%%
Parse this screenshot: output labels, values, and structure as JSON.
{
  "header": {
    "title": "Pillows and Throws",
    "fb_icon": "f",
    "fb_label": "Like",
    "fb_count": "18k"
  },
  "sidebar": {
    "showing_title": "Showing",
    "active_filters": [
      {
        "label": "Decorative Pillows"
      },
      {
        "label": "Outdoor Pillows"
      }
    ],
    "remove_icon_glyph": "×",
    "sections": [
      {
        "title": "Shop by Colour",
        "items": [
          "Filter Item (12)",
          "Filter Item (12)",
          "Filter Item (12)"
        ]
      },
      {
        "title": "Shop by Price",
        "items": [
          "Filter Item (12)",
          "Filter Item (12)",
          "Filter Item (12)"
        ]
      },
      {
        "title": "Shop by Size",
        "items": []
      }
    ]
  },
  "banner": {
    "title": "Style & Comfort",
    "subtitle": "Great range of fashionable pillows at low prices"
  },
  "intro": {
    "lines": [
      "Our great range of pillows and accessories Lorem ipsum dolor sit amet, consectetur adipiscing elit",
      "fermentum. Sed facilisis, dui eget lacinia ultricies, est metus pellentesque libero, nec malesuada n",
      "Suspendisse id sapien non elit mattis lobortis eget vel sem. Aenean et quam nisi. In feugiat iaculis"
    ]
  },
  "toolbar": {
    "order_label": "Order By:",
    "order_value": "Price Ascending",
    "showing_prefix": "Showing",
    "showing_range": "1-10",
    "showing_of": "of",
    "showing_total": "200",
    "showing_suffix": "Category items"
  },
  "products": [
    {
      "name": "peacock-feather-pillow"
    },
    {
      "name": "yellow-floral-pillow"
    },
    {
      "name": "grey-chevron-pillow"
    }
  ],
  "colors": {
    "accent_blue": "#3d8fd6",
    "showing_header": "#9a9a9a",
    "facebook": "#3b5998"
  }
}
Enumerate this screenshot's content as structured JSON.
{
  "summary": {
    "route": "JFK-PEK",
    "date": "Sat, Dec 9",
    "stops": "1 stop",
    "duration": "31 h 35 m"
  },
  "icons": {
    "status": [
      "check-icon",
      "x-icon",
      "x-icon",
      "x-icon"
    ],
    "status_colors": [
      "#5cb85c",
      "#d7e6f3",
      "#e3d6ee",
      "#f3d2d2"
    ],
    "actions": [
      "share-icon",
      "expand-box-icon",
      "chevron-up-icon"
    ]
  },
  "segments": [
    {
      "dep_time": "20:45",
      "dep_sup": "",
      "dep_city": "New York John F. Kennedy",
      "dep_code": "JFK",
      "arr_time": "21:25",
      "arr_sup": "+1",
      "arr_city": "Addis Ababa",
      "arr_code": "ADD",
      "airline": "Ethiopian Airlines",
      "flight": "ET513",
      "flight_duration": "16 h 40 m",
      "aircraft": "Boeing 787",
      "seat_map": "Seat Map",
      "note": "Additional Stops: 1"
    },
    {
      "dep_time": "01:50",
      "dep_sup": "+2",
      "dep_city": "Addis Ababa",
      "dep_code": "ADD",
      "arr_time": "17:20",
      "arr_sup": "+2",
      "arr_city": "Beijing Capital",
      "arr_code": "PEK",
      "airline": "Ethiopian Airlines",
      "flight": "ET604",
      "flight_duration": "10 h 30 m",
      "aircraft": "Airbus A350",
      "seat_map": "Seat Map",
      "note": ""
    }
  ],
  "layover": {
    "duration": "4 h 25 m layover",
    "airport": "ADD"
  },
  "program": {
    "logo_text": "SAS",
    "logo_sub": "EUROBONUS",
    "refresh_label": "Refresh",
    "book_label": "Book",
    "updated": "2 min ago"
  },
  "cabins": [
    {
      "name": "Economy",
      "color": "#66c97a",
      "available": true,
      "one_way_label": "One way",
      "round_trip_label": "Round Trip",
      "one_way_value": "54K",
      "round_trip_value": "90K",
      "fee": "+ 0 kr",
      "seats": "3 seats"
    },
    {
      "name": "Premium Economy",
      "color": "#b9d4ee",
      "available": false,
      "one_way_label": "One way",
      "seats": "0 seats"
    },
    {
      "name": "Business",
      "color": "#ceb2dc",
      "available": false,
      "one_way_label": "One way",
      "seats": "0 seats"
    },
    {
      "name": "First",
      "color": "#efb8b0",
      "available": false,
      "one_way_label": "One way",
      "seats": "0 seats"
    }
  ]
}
%%
Task to complete —
Take the entries above and transcribe them in full.

Exercise solution —
Parse this screenshot: output labels, values, and structure as JSON.
{
  "header": {
    "title": "Pillows and Throws",
    "fb_icon": "f",
    "fb_label": "Like",
    "fb_count": "18k"
  },
  "sidebar": {
    "showing_title": "Showing",
    "active_filters": [
      {
        "label": "Decorative Pillows"
      },
      {
        "label": "Outdoor Pillows"
      }
    ],
    "remove_icon_glyph": "×",
    "sections": [
      {
        "title": "Shop by Colour",
        "items": [
          "Filter Item (12)",
          "Filter Item (12)",
          "Filter Item (12)"
        ]
      },
      {
        "title": "Shop by Price",
        "items": [
          "Filter Item (12)",
          "Filter Item (12)",
          "Filter Item (12)"
        ]
      },
      {
        "title": "Shop by Size",
        "items": []
      }
    ]
  },
  "banner": {
    "title": "Style & Comfort",
    "subtitle": "Great range of fashionable pillows at low prices"
  },
  "intro": {
    "lines": [
      "Our great range of pillows and accessories Lorem ipsum dolor sit amet, consectetur adipiscing elit",
      "fermentum. Sed facilisis, dui eget lacinia ultricies, est metus pellentesque libero, nec malesuada n",
      "Suspendisse id sapien non elit mattis lobortis eget vel sem. Aenean et quam nisi. In feugiat iaculis"
    ]
  },
  "toolbar": {
    "order_label": "Order By:",
    "order_value": "Price Ascending",
    "showing_prefix": "Showing",
    "showing_range": "1-10",
    "showing_of": "of",
    "showing_total": "200",
    "showing_suffix": "Category items"
  },
  "products": [
    {
      "name": "peacock-feather-pillow"
    },
    {
      "name": "yellow-floral-pillow"
    },
    {
      "name": "grey-chevron-pillow"
    }
  ],
  "colors": {
    "accent_blue": "#3d8fd6",
    "showing_header": "#9a9a9a",
    "facebook": "#3b5998"
  }
}
Enumerate this screenshot's content as structured JSON.
{
  "summary": {
    "route": "JFK-PEK",
    "date": "Sat, Dec 9",
    "stops": "1 stop",
    "duration": "31 h 35 m"
  },
  "icons": {
    "status": [
      "check-icon",
      "x-icon",
      "x-icon",
      "x-icon"
    ],
    "status_colors": [
      "#5cb85c",
      "#d7e6f3",
      "#e3d6ee",
      "#f3d2d2"
    ],
    "actions": [
      "share-icon",
      "expand-box-icon",
      "chevron-up-icon"
    ]
  },
  "segments": [
    {
      "dep_time": "20:45",
      "dep_sup": "",
      "dep_city": "New York John F. Kennedy",
      "dep_code": "JFK",
      "arr_time": "21:25",
      "arr_sup": "+1",
      "arr_city": "Addis Ababa",
      "arr_code": "ADD",
      "airline": "Ethiopian Airlines",
      "flight": "ET513",
      "flight_duration": "16 h 40 m",
      "aircraft": "Boeing 787",
      "seat_map": "Seat Map",
      "note": "Additional Stops: 1"
    },
    {
      "dep_time": "01:50",
      "dep_sup": "+2",
      "dep_city": "Addis Ababa",
      "dep_code": "ADD",
      "arr_time": "17:20",
      "arr_sup": "+2",
      "arr_city": "Beijing Capital",
      "arr_code": "PEK",
      "airline": "Ethiopian Airlines",
      "flight": "ET604",
      "flight_duration": "10 h 30 m",
      "aircraft": "Airbus A350",
      "seat_map": "Seat Map",
      "note": ""
    }
  ],
  "layover": {
    "duration": "4 h 25 m layover",
    "airport": "ADD"
  },
  "program": {
    "logo_text": "SAS",
    "logo_sub": "EUROBONUS",
    "refresh_label": "Refresh",
    "book_label": "Book",
    "updated": "2 min ago"
  },
  "cabins": [
    {
      "name": "Economy",
      "color": "#66c97a",
      "available": true,
      "one_way_label": "One way",
      "round_trip_label": "Round Trip",
      "one_way_value": "54K",
      "round_trip_value": "90K",
      "fee": "+ 0 kr",
      "seats": "3 seats"
    },
    {
      "name": "Premium Economy",
      "color": "#b9d4ee",
      "available": false,
      "one_way_label": "One way",
      "seats": "0 seats"
    },
    {
      "name": "Business",
      "color": "#ceb2dc",
      "available": false,
      "one_way_label": "One way",
      "seats": "0 seats"
    },
    {
      "name": "First",
      "color": "#efb8b0",
      "available": false,
      "one_way_label": "One way",
      "seats": "0 seats"
    }
  ]
}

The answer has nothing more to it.